Your goal: Copy every line from the material below that holds "caracteristicas".

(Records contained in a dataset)
------------------------------------------------------------------------

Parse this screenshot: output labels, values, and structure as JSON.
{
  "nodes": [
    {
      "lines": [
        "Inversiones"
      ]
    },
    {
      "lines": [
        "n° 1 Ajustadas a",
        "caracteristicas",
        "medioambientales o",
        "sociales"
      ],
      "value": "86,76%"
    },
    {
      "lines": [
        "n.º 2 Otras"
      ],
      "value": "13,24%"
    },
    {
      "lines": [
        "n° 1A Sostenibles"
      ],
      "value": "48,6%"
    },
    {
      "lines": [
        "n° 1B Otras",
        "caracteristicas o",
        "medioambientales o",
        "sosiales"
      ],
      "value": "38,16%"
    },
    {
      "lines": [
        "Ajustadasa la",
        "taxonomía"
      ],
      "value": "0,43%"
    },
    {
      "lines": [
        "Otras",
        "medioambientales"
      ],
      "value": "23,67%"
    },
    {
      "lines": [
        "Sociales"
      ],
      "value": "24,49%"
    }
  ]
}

------------------------------------------------------------------------

Solution for this exercise:
        "caracteristicas",
        "caracteristicas o",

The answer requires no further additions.